STATED GOAL -
Pull each line containing "value" out of the data and copy it.

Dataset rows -
§ §
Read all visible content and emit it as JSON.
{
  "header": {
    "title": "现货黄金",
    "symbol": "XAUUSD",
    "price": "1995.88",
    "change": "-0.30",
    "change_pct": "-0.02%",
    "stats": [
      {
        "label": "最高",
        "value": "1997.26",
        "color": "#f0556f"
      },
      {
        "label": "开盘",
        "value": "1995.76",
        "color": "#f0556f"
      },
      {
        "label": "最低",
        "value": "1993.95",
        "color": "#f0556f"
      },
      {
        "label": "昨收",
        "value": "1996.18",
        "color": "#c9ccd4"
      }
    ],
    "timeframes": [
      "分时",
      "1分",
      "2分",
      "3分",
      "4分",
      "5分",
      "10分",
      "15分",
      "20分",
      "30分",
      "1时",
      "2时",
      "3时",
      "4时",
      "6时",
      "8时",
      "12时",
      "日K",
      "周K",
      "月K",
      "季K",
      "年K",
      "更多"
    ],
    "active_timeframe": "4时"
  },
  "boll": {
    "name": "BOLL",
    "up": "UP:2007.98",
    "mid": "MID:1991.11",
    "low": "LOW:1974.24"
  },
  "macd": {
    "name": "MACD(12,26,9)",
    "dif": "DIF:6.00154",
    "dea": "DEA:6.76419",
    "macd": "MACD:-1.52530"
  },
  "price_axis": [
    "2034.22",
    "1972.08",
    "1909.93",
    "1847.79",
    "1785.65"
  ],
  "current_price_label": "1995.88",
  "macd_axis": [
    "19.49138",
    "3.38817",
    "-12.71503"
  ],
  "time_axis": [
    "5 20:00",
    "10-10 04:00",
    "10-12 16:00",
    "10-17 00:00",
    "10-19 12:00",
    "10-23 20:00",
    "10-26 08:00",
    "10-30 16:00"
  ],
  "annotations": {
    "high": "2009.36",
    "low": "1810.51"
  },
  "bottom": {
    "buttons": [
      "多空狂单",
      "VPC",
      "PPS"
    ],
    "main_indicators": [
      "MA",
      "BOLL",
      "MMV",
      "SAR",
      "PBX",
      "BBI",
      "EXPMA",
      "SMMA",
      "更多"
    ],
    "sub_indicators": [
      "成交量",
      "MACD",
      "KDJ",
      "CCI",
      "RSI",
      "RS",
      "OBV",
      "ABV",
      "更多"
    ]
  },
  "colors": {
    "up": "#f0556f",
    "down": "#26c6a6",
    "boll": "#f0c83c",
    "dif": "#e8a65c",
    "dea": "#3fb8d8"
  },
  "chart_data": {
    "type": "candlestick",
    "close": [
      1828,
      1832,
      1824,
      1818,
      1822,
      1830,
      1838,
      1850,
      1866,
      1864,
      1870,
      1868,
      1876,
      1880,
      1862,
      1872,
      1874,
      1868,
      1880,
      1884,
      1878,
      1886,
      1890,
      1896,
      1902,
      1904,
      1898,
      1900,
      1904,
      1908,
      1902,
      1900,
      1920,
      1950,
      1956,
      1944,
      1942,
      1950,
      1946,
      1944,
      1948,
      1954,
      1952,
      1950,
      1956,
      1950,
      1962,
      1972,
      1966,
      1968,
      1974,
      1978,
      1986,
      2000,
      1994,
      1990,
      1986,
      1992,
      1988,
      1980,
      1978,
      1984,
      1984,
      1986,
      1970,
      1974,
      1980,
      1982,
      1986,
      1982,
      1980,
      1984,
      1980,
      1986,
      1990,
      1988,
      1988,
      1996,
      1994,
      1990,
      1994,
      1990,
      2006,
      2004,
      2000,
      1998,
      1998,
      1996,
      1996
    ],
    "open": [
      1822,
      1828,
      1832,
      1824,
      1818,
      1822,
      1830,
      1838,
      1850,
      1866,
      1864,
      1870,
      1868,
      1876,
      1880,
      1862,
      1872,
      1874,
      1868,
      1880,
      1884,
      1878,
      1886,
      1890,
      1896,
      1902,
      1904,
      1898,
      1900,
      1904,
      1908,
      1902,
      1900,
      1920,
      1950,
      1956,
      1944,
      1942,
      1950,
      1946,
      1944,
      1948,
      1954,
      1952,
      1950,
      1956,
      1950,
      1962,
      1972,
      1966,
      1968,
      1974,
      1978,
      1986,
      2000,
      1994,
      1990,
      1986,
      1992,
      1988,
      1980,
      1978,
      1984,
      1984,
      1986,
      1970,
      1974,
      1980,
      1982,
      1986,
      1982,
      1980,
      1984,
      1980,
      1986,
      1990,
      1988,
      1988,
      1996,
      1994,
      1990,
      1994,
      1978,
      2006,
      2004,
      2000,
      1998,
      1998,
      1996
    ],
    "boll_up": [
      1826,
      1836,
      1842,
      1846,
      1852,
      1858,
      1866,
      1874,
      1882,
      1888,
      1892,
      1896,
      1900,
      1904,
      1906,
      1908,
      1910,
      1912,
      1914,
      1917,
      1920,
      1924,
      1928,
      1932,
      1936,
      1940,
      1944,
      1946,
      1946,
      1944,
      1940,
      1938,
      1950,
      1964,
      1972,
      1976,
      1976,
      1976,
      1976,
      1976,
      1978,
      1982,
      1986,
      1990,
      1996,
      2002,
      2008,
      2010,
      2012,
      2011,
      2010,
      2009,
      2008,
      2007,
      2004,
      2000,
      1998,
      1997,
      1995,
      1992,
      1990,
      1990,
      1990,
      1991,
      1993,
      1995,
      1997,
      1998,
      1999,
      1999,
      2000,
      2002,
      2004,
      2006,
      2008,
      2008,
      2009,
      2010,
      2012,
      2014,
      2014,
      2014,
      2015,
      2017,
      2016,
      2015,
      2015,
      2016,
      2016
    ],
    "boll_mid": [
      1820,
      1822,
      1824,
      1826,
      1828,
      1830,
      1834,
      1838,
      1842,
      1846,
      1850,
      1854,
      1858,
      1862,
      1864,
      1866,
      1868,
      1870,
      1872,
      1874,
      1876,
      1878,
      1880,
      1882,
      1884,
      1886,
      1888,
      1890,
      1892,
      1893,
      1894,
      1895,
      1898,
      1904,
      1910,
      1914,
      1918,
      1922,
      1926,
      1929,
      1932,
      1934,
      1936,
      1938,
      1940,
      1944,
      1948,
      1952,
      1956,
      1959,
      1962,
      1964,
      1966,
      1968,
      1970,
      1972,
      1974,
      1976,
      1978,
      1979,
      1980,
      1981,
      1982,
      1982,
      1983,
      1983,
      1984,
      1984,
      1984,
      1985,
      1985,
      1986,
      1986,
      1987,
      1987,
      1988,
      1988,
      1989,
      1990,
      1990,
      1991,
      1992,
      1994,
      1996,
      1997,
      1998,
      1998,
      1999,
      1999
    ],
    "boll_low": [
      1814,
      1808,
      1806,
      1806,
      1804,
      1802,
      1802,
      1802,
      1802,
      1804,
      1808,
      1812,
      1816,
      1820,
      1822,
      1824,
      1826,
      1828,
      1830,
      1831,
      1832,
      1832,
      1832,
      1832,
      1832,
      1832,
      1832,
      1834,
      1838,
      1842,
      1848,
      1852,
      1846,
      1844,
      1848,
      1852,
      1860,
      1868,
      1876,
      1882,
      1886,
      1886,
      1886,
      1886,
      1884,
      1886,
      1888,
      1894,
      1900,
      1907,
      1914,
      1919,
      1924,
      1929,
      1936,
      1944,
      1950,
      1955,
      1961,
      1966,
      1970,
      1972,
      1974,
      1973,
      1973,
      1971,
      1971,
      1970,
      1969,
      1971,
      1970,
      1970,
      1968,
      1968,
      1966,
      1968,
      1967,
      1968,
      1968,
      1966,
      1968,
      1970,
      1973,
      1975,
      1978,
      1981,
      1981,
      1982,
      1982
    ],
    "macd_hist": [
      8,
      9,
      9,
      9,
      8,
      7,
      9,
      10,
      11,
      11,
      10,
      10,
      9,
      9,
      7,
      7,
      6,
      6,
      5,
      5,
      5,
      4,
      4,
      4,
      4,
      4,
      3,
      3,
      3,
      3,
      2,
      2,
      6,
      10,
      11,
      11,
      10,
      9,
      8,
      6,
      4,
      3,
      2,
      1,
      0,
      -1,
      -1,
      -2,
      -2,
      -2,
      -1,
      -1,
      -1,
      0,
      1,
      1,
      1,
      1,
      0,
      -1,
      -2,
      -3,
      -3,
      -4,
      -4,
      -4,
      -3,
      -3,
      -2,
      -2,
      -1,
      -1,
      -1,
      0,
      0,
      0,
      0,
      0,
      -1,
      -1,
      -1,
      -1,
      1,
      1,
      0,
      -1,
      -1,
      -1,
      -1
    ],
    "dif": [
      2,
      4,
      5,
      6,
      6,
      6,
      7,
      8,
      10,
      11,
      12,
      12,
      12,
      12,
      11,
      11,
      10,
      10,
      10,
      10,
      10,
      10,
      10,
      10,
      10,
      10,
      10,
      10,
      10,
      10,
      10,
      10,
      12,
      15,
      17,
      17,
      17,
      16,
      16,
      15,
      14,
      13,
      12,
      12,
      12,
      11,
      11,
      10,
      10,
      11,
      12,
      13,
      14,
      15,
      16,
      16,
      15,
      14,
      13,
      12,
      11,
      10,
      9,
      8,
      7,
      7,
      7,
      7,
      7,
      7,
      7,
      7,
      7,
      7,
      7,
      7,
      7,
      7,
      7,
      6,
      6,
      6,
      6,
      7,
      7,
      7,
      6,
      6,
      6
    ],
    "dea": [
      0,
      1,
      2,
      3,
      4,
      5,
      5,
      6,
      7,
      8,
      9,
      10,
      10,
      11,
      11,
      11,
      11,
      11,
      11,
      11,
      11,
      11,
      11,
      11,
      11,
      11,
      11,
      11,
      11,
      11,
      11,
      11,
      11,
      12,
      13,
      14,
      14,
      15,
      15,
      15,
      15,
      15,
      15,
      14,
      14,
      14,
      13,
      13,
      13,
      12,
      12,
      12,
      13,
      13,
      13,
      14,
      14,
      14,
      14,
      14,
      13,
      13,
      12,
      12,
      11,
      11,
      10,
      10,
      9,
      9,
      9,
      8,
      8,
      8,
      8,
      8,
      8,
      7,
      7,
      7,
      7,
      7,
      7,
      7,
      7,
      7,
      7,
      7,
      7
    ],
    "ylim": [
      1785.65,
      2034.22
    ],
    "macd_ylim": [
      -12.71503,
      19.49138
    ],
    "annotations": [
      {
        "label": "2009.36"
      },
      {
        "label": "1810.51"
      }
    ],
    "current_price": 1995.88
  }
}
§ §
COMPLETED EXERCISE -
        "value": "1997.26",
        "value": "1995.76",
        "value": "1993.95",
        "value": "1996.18",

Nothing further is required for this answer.